• [Stated problem]: Go through the records underneath and write each one out again exactly.
## Begin Input records
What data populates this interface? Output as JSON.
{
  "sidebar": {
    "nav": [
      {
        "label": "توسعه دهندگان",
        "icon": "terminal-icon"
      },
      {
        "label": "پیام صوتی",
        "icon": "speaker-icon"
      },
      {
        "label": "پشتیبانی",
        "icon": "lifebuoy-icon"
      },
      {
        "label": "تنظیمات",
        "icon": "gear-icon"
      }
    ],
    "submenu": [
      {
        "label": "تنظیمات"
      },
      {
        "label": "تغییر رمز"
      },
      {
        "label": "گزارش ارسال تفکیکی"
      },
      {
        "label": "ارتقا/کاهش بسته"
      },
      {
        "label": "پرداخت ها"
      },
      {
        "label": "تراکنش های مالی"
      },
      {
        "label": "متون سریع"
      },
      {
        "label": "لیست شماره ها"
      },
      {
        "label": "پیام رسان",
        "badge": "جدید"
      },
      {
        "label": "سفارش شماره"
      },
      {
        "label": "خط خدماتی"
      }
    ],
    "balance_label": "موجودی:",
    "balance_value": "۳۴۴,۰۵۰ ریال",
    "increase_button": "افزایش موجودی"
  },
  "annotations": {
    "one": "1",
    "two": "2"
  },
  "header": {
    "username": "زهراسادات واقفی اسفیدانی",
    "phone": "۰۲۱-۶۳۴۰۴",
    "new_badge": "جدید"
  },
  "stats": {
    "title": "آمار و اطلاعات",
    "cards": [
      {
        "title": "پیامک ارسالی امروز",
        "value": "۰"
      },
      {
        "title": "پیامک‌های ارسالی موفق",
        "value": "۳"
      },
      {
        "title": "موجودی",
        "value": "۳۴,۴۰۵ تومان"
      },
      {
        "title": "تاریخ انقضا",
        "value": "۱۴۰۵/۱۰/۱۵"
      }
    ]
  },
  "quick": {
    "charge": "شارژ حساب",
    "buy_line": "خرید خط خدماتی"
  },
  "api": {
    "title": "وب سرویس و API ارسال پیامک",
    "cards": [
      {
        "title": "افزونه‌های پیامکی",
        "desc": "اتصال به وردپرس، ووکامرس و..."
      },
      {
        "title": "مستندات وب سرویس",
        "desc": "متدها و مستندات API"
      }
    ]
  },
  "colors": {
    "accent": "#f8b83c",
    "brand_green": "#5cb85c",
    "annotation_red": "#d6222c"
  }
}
## End Input records
• [Response to the exercise]:
What data populates this interface? Output as JSON.
{
  "sidebar": {
    "nav": [
      {
        "label": "توسعه دهندگان",
        "icon": "terminal-icon"
      },
      {
        "label": "پیام صوتی",
        "icon": "speaker-icon"
      },
      {
        "label": "پشتیبانی",
        "icon": "lifebuoy-icon"
      },
      {
        "label": "تنظیمات",
        "icon": "gear-icon"
      }
    ],
    "submenu": [
      {
        "label": "تنظیمات"
      },
      {
        "label": "تغییر رمز"
      },
      {
        "label": "گزارش ارسال تفکیکی"
      },
      {
        "label": "ارتقا/کاهش بسته"
      },
      {
        "label": "پرداخت ها"
      },
      {
        "label": "تراکنش های مالی"
      },
      {
        "label": "متون سریع"
      },
      {
        "label": "لیست شماره ها"
      },
      {
        "label": "پیام رسان",
        "badge": "جدید"
      },
      {
        "label": "سفارش شماره"
      },
      {
        "label": "خط خدماتی"
      }
    ],
    "balance_label": "موجودی:",
    "balance_value": "۳۴۴,۰۵۰ ریال",
    "increase_button": "افزایش موجودی"
  },
  "annotations": {
    "one": "1",
    "two": "2"
  },
  "header": {
    "username": "زهراسادات واقفی اسفیدانی",
    "phone": "۰۲۱-۶۳۴۰۴",
    "new_badge": "جدید"
  },
  "stats": {
    "title": "آمار و اطلاعات",
    "cards": [
      {
        "title": "پیامک ارسالی امروز",
        "value": "۰"
      },
      {
        "title": "پیامک‌های ارسالی موفق",
        "value": "۳"
      },
      {
        "title": "موجودی",
        "value": "۳۴,۴۰۵ تومان"
      },
      {
        "title": "تاریخ انقضا",
        "value": "۱۴۰۵/۱۰/۱۵"
      }
    ]
  },
  "quick": {
    "charge": "شارژ حساب",
    "buy_line": "خرید خط خدماتی"
  },
  "api": {
    "title": "وب سرویس و API ارسال پیامک",
    "cards": [
      {
        "title": "افزونه‌های پیامکی",
        "desc": "اتصال به وردپرس، ووکامرس و..."
      },
      {
        "title": "مستندات وب سرویس",
        "desc": "متدها و مستندات API"
      }
    ]
  },
  "colors": {
    "accent": "#f8b83c",
    "brand_green": "#5cb85c",
    "annotation_red": "#d6222c"
  }
}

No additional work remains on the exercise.